[Short task]
Can you transcribe the data exactly? Leave the pictures out.

[Entries provided]
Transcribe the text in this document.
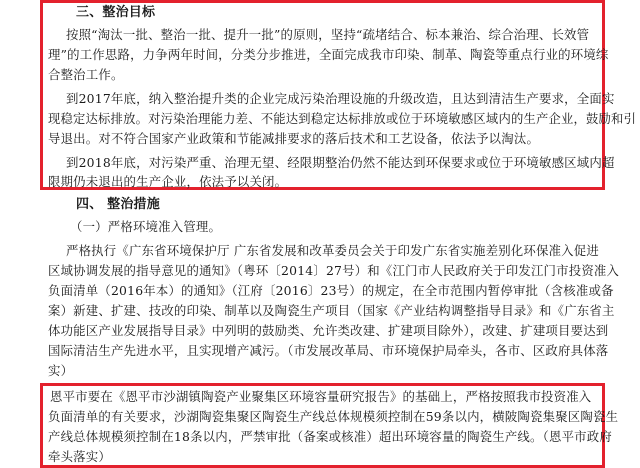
三、整治目标
按照“淘汰一批、整治一批、提升一批”的原则，坚持“疏堵结合、标本兼治、综合治理、长效管
理”的工作思路，力争两年时间，分类分步推进，全面完成我市印染、制革、陶瓷等重点行业的环境综
合整治工作。
到2017年底，纳入整治提升类的企业完成污染治理设施的升级改造，且达到清洁生产要求，全面实
现稳定达标排放。对污染治理能力差、不能达到稳定达标排放或位于环境敏感区域内的生产企业，鼓励和引
导退出。对不符合国家产业政策和节能减排要求的落后技术和工艺设备，依法予以淘汰。
到2018年底，对污染严重、治理无望、经限期整治仍然不能达到环保要求或位于环境敏感区域内超
限期仍未退出的生产企业，依法予以关闭。
四、 整治措施
（一）严格环境准入管理。
严格执行《广东省环境保护厅 广东省发展和改革委员会关于印发广东省实施差别化环保准入促进
区域协调发展的指导意见的通知》（粤环〔2014〕27号）和《江门市人民政府关于印发江门市投资准入
负面清单（2016年本）的通知》（江府〔2016〕23号）的规定，在全市范围内暂停审批（含核准或备
案）新建、扩建、技改的印染、制革以及陶瓷生产项目（国家《产业结构调整指导目录》和《广东省主
体功能区产业发展指导目录》中列明的鼓励类、允许类改建、扩建项目除外），改建、扩建项目要达到
国际清洁生产先进水平，且实现增产减污。（市发展改革局、市环境保护局牵头，各市、区政府具体落
实）
恩平市要在《恩平市沙湖镇陶瓷产业聚集区环境容量研究报告》的基础上，严格按照我市投资准入
负面清单的有关要求，沙湖陶瓷集聚区陶瓷生产线总体规模须控制在59条以内，横陂陶瓷集聚区陶瓷生
产线总体规模须控制在18条以内，严禁审批（备案或核准）超出环境容量的陶瓷生产线。（恩平市政府
牵头落实）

[Response below]
Transcribe the text in this document.
三、整治目标
按照“淘汰一批、整治一批、提升一批”的原则，坚持“疏堵结合、标本兼治、综合治理、长效管
理”的工作思路，力争两年时间，分类分步推进，全面完成我市印染、制革、陶瓷等重点行业的环境综
合整治工作。
到2017年底，纳入整治提升类的企业完成污染治理设施的升级改造，且达到清洁生产要求，全面实
现稳定达标排放。对污染治理能力差、不能达到稳定达标排放或位于环境敏感区域内的生产企业，鼓励和引
导退出。对不符合国家产业政策和节能减排要求的落后技术和工艺设备，依法予以淘汰。
到2018年底，对污染严重、治理无望、经限期整治仍然不能达到环保要求或位于环境敏感区域内超
限期仍未退出的生产企业，依法予以关闭。
四、 整治措施
（一）严格环境准入管理。
严格执行《广东省环境保护厅 广东省发展和改革委员会关于印发广东省实施差别化环保准入促进
区域协调发展的指导意见的通知》（粤环〔2014〕27号）和《江门市人民政府关于印发江门市投资准入
负面清单（2016年本）的通知》（江府〔2016〕23号）的规定，在全市范围内暂停审批（含核准或备
案）新建、扩建、技改的印染、制革以及陶瓷生产项目（国家《产业结构调整指导目录》和《广东省主
体功能区产业发展指导目录》中列明的鼓励类、允许类改建、扩建项目除外），改建、扩建项目要达到
国际清洁生产先进水平，且实现增产减污。（市发展改革局、市环境保护局牵头，各市、区政府具体落
实）
恩平市要在《恩平市沙湖镇陶瓷产业聚集区环境容量研究报告》的基础上，严格按照我市投资准入
负面清单的有关要求，沙湖陶瓷集聚区陶瓷生产线总体规模须控制在59条以内，横陂陶瓷集聚区陶瓷生
产线总体规模须控制在18条以内，严禁审批（备案或核准）超出环境容量的陶瓷生产线。（恩平市政府
牵头落实）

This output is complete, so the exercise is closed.